Directions:
Show only lines that include "accent".

Input:
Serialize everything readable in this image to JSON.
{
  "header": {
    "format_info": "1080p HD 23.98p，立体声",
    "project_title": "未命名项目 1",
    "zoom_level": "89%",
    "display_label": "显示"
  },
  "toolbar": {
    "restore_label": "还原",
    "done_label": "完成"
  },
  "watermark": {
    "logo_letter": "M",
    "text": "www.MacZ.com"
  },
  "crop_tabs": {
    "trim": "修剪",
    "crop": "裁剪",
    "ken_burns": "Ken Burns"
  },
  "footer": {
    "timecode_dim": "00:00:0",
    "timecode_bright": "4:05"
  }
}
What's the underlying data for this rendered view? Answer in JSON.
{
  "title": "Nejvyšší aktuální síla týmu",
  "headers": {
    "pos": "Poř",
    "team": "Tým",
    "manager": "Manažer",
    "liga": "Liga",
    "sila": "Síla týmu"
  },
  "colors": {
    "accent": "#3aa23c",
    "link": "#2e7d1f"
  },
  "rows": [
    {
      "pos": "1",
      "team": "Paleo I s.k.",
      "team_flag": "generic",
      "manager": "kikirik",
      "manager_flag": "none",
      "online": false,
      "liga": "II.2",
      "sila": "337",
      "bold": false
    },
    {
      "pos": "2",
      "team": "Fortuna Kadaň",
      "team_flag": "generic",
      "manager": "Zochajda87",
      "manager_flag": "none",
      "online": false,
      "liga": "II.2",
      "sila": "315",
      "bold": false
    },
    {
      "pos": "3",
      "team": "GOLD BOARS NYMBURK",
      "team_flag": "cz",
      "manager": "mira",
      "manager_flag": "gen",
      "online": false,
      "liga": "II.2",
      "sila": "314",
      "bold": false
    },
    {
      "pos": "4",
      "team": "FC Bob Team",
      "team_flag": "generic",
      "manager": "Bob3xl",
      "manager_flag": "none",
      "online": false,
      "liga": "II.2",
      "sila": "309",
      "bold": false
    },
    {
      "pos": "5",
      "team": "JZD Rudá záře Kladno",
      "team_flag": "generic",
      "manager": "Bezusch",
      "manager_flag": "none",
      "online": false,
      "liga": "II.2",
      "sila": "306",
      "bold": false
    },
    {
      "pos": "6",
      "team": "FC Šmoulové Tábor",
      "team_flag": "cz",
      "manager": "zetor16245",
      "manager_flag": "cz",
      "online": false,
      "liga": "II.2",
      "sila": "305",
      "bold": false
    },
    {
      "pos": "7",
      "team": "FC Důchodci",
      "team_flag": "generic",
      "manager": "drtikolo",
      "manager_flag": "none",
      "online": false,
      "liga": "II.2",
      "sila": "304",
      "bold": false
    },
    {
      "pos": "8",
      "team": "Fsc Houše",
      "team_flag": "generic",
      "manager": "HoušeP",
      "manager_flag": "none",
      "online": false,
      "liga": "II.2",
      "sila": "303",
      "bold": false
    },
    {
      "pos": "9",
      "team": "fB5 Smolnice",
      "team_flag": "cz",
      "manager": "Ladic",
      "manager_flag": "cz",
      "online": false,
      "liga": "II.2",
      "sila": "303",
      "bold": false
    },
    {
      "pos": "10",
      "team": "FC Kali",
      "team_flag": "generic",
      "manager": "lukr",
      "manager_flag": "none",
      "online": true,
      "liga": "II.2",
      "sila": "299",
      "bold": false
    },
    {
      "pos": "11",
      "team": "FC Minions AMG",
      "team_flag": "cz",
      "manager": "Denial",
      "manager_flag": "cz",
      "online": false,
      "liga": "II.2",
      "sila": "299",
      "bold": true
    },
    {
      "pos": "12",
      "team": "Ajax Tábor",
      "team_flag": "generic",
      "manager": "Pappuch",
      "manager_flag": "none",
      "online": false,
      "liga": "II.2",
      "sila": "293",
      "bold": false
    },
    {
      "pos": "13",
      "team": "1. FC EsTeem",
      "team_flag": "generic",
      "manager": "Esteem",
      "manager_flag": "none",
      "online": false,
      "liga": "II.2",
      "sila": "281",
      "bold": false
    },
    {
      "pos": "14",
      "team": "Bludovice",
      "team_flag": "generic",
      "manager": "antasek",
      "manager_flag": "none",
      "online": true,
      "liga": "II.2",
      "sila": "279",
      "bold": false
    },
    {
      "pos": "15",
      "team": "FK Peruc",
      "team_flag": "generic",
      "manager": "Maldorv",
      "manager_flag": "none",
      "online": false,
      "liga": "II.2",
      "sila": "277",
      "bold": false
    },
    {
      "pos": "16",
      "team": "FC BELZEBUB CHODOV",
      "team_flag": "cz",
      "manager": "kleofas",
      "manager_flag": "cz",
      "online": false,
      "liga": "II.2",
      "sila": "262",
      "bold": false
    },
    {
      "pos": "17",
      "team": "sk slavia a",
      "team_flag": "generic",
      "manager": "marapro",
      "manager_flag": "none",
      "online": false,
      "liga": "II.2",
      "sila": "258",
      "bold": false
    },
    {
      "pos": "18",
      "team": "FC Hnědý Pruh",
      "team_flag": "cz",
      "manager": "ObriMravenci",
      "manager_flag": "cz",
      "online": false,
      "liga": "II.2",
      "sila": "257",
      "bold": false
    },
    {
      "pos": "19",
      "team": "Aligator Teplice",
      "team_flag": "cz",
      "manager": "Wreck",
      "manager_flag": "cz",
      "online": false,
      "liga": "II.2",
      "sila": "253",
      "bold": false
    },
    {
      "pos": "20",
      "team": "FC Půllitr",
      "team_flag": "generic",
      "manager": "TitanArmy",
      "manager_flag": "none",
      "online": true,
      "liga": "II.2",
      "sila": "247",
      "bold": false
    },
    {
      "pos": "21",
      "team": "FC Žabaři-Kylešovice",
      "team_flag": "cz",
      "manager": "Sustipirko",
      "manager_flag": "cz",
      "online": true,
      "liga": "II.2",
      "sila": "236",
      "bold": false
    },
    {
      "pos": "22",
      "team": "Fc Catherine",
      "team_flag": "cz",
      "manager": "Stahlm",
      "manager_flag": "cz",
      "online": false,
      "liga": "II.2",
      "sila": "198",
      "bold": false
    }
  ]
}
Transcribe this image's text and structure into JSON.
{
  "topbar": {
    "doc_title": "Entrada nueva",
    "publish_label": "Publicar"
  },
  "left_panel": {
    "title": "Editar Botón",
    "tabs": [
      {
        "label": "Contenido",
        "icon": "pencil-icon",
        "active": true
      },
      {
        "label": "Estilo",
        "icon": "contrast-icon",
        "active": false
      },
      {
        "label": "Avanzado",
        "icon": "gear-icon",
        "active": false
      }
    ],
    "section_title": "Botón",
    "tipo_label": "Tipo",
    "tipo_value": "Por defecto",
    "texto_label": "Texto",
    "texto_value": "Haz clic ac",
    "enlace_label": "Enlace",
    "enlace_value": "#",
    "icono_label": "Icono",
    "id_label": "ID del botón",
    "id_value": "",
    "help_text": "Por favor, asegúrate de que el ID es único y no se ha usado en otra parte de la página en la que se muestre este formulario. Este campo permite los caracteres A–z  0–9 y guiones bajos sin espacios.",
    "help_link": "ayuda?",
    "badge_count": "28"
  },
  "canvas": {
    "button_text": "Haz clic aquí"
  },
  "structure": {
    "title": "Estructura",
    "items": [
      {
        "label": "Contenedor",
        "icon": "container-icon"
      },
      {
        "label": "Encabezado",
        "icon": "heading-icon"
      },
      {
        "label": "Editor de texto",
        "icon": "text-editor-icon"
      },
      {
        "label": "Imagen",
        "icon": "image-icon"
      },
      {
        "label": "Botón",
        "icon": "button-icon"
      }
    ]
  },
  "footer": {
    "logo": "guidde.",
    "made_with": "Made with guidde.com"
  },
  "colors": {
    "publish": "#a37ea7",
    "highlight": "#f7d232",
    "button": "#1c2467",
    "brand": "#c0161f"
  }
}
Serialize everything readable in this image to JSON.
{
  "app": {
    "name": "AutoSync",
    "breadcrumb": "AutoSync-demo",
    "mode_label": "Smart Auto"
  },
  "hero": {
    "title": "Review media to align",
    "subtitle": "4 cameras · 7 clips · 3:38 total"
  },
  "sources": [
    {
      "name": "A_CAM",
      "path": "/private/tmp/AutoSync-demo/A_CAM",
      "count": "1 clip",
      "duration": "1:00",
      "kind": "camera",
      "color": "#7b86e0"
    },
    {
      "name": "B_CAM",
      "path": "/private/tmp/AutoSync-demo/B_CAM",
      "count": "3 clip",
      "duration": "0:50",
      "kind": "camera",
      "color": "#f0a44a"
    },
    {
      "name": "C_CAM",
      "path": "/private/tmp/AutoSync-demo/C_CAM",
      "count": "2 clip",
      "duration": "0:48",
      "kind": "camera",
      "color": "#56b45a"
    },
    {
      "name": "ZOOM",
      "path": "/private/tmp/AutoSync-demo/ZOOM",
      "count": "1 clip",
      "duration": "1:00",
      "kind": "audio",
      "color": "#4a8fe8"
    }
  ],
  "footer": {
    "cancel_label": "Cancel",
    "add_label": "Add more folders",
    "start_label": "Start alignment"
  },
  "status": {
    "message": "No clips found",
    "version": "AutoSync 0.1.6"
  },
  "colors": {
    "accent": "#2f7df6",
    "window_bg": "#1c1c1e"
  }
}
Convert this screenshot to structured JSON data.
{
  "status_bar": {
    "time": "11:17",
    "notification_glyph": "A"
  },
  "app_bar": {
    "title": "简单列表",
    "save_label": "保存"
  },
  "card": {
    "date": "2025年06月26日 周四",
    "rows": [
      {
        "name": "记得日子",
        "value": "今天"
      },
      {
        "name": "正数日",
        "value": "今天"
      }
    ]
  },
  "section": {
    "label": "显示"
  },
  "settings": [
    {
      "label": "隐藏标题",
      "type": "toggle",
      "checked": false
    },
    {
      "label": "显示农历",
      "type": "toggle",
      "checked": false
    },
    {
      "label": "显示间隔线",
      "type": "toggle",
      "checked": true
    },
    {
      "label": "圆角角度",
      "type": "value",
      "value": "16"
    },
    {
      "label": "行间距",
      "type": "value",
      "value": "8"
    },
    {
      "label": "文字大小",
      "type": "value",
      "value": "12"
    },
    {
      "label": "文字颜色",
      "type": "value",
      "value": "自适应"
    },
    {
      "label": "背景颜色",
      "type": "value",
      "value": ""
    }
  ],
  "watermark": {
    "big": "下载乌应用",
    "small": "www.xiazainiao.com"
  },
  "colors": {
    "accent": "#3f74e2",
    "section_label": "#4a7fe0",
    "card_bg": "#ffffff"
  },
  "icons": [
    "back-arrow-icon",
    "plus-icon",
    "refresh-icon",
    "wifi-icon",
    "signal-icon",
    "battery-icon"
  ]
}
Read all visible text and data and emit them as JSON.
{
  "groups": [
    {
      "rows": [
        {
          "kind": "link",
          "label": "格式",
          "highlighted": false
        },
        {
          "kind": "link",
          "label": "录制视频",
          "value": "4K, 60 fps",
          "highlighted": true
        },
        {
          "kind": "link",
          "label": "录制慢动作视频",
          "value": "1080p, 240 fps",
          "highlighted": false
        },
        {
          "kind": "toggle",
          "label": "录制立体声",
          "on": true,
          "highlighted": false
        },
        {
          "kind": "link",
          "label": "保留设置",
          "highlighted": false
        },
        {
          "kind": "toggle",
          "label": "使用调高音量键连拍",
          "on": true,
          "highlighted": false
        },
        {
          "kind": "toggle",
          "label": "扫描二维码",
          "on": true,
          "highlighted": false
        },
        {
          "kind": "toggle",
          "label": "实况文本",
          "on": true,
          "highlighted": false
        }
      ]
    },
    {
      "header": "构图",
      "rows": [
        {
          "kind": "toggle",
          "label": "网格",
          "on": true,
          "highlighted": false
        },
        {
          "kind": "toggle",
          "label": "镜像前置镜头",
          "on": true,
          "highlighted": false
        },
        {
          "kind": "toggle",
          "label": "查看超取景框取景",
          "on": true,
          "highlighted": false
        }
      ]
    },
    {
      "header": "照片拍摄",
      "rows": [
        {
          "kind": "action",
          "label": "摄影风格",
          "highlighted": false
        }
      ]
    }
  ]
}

Exercise result:
    "accent": "#3aa23c",
    "accent": "#2f7df6",
    "accent": "#3f74e2",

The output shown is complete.